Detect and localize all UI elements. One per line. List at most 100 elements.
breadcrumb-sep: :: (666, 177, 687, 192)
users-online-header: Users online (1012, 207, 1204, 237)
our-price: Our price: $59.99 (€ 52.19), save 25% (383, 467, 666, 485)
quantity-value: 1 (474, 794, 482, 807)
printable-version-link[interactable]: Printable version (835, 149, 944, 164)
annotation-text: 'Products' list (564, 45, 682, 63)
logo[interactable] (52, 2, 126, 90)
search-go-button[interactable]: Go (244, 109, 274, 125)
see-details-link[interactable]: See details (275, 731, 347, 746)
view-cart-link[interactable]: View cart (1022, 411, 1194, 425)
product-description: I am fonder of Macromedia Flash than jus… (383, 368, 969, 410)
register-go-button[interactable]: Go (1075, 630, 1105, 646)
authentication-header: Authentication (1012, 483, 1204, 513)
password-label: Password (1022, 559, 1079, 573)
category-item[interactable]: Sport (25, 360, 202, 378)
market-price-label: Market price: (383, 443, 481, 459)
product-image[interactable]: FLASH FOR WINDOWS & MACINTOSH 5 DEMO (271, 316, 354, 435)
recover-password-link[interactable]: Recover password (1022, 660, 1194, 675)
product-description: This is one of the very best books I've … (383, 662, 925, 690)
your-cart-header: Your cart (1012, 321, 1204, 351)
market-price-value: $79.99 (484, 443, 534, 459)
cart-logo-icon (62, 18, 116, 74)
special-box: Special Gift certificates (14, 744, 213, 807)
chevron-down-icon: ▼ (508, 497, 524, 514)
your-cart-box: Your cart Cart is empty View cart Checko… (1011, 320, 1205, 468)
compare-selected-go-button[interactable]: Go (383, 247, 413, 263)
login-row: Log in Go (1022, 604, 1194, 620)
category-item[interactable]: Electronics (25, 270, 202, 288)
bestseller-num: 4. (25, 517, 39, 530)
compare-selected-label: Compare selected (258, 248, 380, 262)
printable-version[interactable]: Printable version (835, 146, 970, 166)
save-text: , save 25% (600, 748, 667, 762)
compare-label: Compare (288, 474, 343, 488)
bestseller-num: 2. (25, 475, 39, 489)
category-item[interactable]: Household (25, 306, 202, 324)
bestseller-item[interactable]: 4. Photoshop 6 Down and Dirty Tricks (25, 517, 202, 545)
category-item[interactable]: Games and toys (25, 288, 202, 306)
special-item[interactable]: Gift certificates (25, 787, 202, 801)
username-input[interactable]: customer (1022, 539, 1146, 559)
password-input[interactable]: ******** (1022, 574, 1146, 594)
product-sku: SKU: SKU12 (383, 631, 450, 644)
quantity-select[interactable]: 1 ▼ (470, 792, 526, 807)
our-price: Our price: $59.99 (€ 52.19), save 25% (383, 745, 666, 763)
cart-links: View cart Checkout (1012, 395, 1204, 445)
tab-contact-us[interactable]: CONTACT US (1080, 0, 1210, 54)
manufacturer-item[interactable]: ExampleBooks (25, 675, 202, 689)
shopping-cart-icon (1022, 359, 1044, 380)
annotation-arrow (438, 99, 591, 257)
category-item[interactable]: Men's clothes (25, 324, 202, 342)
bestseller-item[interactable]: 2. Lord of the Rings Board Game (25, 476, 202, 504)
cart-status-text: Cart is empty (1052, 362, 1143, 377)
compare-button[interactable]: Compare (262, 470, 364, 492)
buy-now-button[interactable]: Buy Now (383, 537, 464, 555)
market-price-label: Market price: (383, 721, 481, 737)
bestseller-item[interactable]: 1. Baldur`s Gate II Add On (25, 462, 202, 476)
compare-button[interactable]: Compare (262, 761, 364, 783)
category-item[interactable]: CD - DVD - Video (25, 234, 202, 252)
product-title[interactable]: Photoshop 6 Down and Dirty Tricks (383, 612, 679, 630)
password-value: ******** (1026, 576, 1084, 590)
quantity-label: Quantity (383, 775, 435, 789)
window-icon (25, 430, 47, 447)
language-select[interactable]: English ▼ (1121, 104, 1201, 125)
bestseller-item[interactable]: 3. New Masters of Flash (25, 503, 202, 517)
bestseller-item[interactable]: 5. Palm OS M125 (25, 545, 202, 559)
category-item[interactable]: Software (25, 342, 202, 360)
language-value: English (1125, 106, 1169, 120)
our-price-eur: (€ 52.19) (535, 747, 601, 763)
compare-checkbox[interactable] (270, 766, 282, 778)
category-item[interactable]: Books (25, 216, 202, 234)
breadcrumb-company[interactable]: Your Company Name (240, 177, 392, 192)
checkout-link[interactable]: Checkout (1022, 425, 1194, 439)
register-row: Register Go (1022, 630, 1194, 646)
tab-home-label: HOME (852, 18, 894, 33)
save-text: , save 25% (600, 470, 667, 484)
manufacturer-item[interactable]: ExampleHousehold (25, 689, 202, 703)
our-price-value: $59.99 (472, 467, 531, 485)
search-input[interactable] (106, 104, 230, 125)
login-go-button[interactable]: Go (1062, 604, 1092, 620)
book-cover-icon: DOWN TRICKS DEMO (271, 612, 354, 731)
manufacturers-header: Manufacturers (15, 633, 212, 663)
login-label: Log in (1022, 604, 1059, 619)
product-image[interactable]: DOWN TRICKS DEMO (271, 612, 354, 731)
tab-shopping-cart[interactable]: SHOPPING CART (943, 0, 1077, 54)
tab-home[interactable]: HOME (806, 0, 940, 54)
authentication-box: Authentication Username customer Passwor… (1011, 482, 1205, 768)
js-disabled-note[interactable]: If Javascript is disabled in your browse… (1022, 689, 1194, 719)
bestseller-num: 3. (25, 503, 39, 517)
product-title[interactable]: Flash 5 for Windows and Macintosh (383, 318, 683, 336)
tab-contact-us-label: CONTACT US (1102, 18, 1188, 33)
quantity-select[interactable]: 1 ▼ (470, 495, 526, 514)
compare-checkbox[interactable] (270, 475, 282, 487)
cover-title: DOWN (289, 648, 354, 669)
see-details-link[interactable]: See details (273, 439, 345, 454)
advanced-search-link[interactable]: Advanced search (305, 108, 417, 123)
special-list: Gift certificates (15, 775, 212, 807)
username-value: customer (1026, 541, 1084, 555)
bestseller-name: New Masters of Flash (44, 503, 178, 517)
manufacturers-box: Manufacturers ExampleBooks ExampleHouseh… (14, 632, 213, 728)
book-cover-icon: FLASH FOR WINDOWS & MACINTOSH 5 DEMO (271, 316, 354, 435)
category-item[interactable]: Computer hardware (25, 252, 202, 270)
• • • • • • •
DESCRIPTION OF THE TASK
Rewrite all of the lines above, replacing "Gift certificates" with "Gift cards" and leaving everything else unchanged.

TASK RESULT
Detect and localize all UI elements. One per line. List at most 100 elements.
breadcrumb-sep: :: (666, 177, 687, 192)
users-online-header: Users online (1012, 207, 1204, 237)
our-price: Our price: $59.99 (€ 52.19), save 25% (383, 467, 666, 485)
quantity-value: 1 (474, 794, 482, 807)
printable-version-link[interactable]: Printable version (835, 149, 944, 164)
annotation-text: 'Products' list (564, 45, 682, 63)
logo[interactable] (52, 2, 126, 90)
search-go-button[interactable]: Go (244, 109, 274, 125)
see-details-link[interactable]: See details (275, 731, 347, 746)
view-cart-link[interactable]: View cart (1022, 411, 1194, 425)
product-description: I am fonder of Macromedia Flash than jus… (383, 368, 969, 410)
register-go-button[interactable]: Go (1075, 630, 1105, 646)
authentication-header: Authentication (1012, 483, 1204, 513)
password-label: Password (1022, 559, 1079, 573)
category-item[interactable]: Sport (25, 360, 202, 378)
market-price-label: Market price: (383, 443, 481, 459)
product-image[interactable]: FLASH FOR WINDOWS & MACINTOSH 5 DEMO (271, 316, 354, 435)
recover-password-link[interactable]: Recover password (1022, 660, 1194, 675)
product-description: This is one of the very best books I've … (383, 662, 925, 690)
your-cart-header: Your cart (1012, 321, 1204, 351)
market-price-value: $79.99 (484, 443, 534, 459)
cart-logo-icon (62, 18, 116, 74)
special-box: Special Gift cards (14, 744, 213, 807)
chevron-down-icon: ▼ (508, 497, 524, 514)
your-cart-box: Your cart Cart is empty View cart Checko… (1011, 320, 1205, 468)
compare-selected-go-button[interactable]: Go (383, 247, 413, 263)
login-row: Log in Go (1022, 604, 1194, 620)
category-item[interactable]: Electronics (25, 270, 202, 288)
bestseller-num: 4. (25, 517, 39, 530)
compare-selected-label: Compare selected (258, 248, 380, 262)
printable-version[interactable]: Printable version (835, 146, 970, 166)
save-text: , save 25% (600, 748, 667, 762)
compare-label: Compare (288, 474, 343, 488)
bestseller-num: 2. (25, 475, 39, 489)
category-item[interactable]: Household (25, 306, 202, 324)
bestseller-item[interactable]: 4. Photoshop 6 Down and Dirty Tricks (25, 517, 202, 545)
category-item[interactable]: Games and toys (25, 288, 202, 306)
special-item[interactable]: Gift cards (25, 787, 202, 801)
username-input[interactable]: customer (1022, 539, 1146, 559)
password-input[interactable]: ******** (1022, 574, 1146, 594)
product-sku: SKU: SKU12 (383, 631, 450, 644)
quantity-select[interactable]: 1 ▼ (470, 792, 526, 807)
our-price: Our price: $59.99 (€ 52.19), save 25% (383, 745, 666, 763)
cart-links: View cart Checkout (1012, 395, 1204, 445)
tab-contact-us[interactable]: CONTACT US (1080, 0, 1210, 54)
manufacturer-item[interactable]: ExampleBooks (25, 675, 202, 689)
shopping-cart-icon (1022, 359, 1044, 380)
annotation-arrow (438, 99, 591, 257)
category-item[interactable]: Men's clothes (25, 324, 202, 342)
bestseller-item[interactable]: 2. Lord of the Rings Board Game (25, 476, 202, 504)
cart-status-text: Cart is empty (1052, 362, 1143, 377)
compare-button[interactable]: Compare (262, 470, 364, 492)
buy-now-button[interactable]: Buy Now (383, 537, 464, 555)
market-price-label: Market price: (383, 721, 481, 737)
bestseller-item[interactable]: 1. Baldur`s Gate II Add On (25, 462, 202, 476)
compare-button[interactable]: Compare (262, 761, 364, 783)
category-item[interactable]: CD - DVD - Video (25, 234, 202, 252)
product-title[interactable]: Photoshop 6 Down and Dirty Tricks (383, 612, 679, 630)
password-value: ******** (1026, 576, 1084, 590)
quantity-label: Quantity (383, 775, 435, 789)
window-icon (25, 430, 47, 447)
language-select[interactable]: English ▼ (1121, 104, 1201, 125)
bestseller-item[interactable]: 3. New Masters of Flash (25, 503, 202, 517)
bestseller-item[interactable]: 5. Palm OS M125 (25, 545, 202, 559)
category-item[interactable]: Software (25, 342, 202, 360)
language-value: English (1125, 106, 1169, 120)
our-price-eur: (€ 52.19) (535, 747, 601, 763)
compare-checkbox[interactable] (270, 766, 282, 778)
category-item[interactable]: Books (25, 216, 202, 234)
breadcrumb-company[interactable]: Your Company Name (240, 177, 392, 192)
checkout-link[interactable]: Checkout (1022, 425, 1194, 439)
register-row: Register Go (1022, 630, 1194, 646)
tab-home-label: HOME (852, 18, 894, 33)
save-text: , save 25% (600, 470, 667, 484)
manufacturer-item[interactable]: ExampleHousehold (25, 689, 202, 703)
our-price-value: $59.99 (472, 467, 531, 485)
search-input[interactable] (106, 104, 230, 125)
login-go-button[interactable]: Go (1062, 604, 1092, 620)
book-cover-icon: DOWN TRICKS DEMO (271, 612, 354, 731)
manufacturers-header: Manufacturers (15, 633, 212, 663)
login-label: Log in (1022, 604, 1059, 619)
product-image[interactable]: DOWN TRICKS DEMO (271, 612, 354, 731)
tab-shopping-cart[interactable]: SHOPPING CART (943, 0, 1077, 54)
tab-home[interactable]: HOME (806, 0, 940, 54)
authentication-box: Authentication Username customer Passwor… (1011, 482, 1205, 768)
js-disabled-note[interactable]: If Javascript is disabled in your browse… (1022, 689, 1194, 719)
bestseller-num: 3. (25, 503, 39, 517)
product-title[interactable]: Flash 5 for Windows and Macintosh (383, 318, 683, 336)
tab-contact-us-label: CONTACT US (1102, 18, 1188, 33)
quantity-select[interactable]: 1 ▼ (470, 495, 526, 514)
compare-checkbox[interactable] (270, 475, 282, 487)
cover-title: DOWN (289, 648, 354, 669)
see-details-link[interactable]: See details (273, 439, 345, 454)
advanced-search-link[interactable]: Advanced search (305, 108, 417, 123)
special-list: Gift cards (15, 775, 212, 807)
username-value: customer (1026, 541, 1084, 555)
bestseller-name: New Masters of Flash (44, 503, 178, 517)
manufacturers-box: Manufacturers ExampleBooks ExampleHouseh… (14, 632, 213, 728)
book-cover-icon: FLASH FOR WINDOWS & MACINTOSH 5 DEMO (271, 316, 354, 435)
category-item[interactable]: Computer hardware (25, 252, 202, 270)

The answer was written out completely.